▸ TRECHO SELECIONADO
# # # #
A versão final do PL foi apresentada ontem, na CFT. Ela foi elaborada a portas fechadas com apoio do lobby da Confederação Nacional da Indústria (CNI) e da Confederação da Agricultura e Pecuária do Brasil (CNA). Não foi discutida em audiência pública, com a sociedade civil ou pesquisadores. O Ministério Público Federal (MPF) condena o texto.
“Seria temerária a aprovação de um projeto apresentado na última hora, sem qualquer debate com a sociedade e aqui na própria Câmara, principalmente pela sua relevância e complexidade”, adverte o advogado do ISA Maurício Guetta. “A possibilidade existe porque sabemos que, em fim de ano, a Câmara, muitas vezes, tenta votar a todo custo algumas matérias que durante o ano ficaram de lado”, completa.
Padilha e pressões ruralistas
Na sexta (9/12), o Observatório do Clima divulgou que o Planalto desistira de votar a proposta de uma Lei Geral do Licenciamento elaborada pelo Ministério do Meio Ambiente (MMA) e que vinha sendo discutida no governo. A ordem para apoiar e votar o PL ruralista teria partido do ministro da Casa Civil, Eliseu Padilha. A decisão ocorreu dias depois de Padilha ser citado em escândalos envolvendo grilagem de terra e crimes ambientais no Rio Grande do Sul e Mato Grosso.Também é tomada depois que a bancada ruralista pediu a demissão do ministro do Meio Ambiente, Sarney Filho. A CNA entrou com uma representação no MPF contra Sarney após o MMA ter divulgado os dados do Cadastro Ambiental Rural (CAR), conforme recomendação do próprio MPF e determina a legislação.
# # # #
▸ REGISTROS
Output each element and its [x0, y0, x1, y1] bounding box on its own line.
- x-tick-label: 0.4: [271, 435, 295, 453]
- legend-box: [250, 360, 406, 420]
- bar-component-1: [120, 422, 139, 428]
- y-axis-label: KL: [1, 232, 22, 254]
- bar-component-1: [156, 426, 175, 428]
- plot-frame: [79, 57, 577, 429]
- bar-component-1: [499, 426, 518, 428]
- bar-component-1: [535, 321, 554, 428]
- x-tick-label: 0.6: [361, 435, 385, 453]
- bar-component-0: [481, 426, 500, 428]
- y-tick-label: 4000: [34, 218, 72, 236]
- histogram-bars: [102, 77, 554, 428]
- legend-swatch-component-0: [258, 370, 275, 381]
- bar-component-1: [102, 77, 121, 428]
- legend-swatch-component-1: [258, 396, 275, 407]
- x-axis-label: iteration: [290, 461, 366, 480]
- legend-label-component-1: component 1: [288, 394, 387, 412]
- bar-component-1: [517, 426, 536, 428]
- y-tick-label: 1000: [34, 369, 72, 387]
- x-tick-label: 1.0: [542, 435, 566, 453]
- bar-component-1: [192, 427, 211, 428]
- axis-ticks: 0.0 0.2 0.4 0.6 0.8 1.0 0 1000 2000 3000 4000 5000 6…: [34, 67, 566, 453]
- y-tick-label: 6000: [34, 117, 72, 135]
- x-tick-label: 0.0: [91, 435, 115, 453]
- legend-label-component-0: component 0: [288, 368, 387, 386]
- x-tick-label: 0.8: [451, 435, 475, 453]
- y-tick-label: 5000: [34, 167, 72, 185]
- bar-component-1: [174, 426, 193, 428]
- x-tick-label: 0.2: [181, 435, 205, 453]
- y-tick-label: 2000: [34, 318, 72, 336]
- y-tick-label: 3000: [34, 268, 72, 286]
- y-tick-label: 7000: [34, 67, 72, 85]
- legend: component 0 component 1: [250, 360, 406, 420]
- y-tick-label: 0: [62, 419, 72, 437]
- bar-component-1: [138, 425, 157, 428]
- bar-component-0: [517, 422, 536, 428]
# # # #
▸ TAREFAS
- A) Transcreva do trecho sobre o licenciamento ambiental a passagem que começa nas palavras "A versão final" e termina logo após "condena o texto.".
- B) Prossiga o trecho sobre o licenciamento ambiental a partir do ponto em que ele para.

▸ RESPOSTAS
- A)
A versão final do PL foi apresentada ontem, na CFT. Ela foi elaborada a portas fechadas com apoio do lobby da Confederação Nacional da Indústria (CNI) e da Confederação da Agricultura e Pecuária do Brasil (CNA). Não foi discutida em audiência pública, com a sociedade civil ou pesquisadores. O Ministério Público Federal (MPF) condena o texto.

- B)
O presidente da Frente Parlamentar Ambientalista (FPA), Ricardo Trípoli (PSDB-SP), avalia que a redação de Mauro Pereira vai ampliar conflitos socioambientais, a insegurança jurídica e a judicialização do licenciamento. “O que está se vendendo para dentro do setor do agronegócio é que isso vai facilitar a vida das pessoas. Pelo contrário, isso vai gerar mais problemas”, afirma. Ele lembra ainda que a proposta do MMA vinha sendo discutida com a sociedade e esse processo foi interrompido.
Necessitando de apoio parlamentar após a divulgação da delação premiada da Odebrecht, Temer teria decidido chancelar o projeto ruralista. A disputa pela Presidência da Câmara também pode ter influenciado a mudança de orientação do governo.
“A questão ambiental está sendo usadas pelos ruralistas como moeda de troca em cima da crise política e do processo de eleição da Câmara”, disse o deputado Nilto Tatto (PT-SP). A eleição acontece em fevereiro, mas a disputa pelo cargo já é acirrada dentro da base parlamentar do governo Temer. Os ruralistas inclusive já lançaram como candidato o deputado Marcos Montes (PSD-MG).
Saiba quais as principais ameaças do PL ruralista contra o licenciamento
Licenciamento autodeclaratório – permite licença ambiental com meros cadastramento e emissão automática em sistema eletrônico para atividades econômicas consideradas de menor impacto, por exemplo, postos de gasolina.Guerra “fiscal ambiental” – autoriza Estados e Municípios a flexibilizar exigências ambientais sem qualquer critério; eles passariam a competir pela atração de empreendimentos quanto menos rígidas fossem suas regras de licenciamento
Isenções – sem estabelecer critérios consistentes, o projeto dispensa a licença ambiental para uma série de atividades e empreendimentos poluidores, como propriedades rurais e indústrias. A isenção já foi considerada inconstitucional pelo Supremo Tribunal Federal em 2001.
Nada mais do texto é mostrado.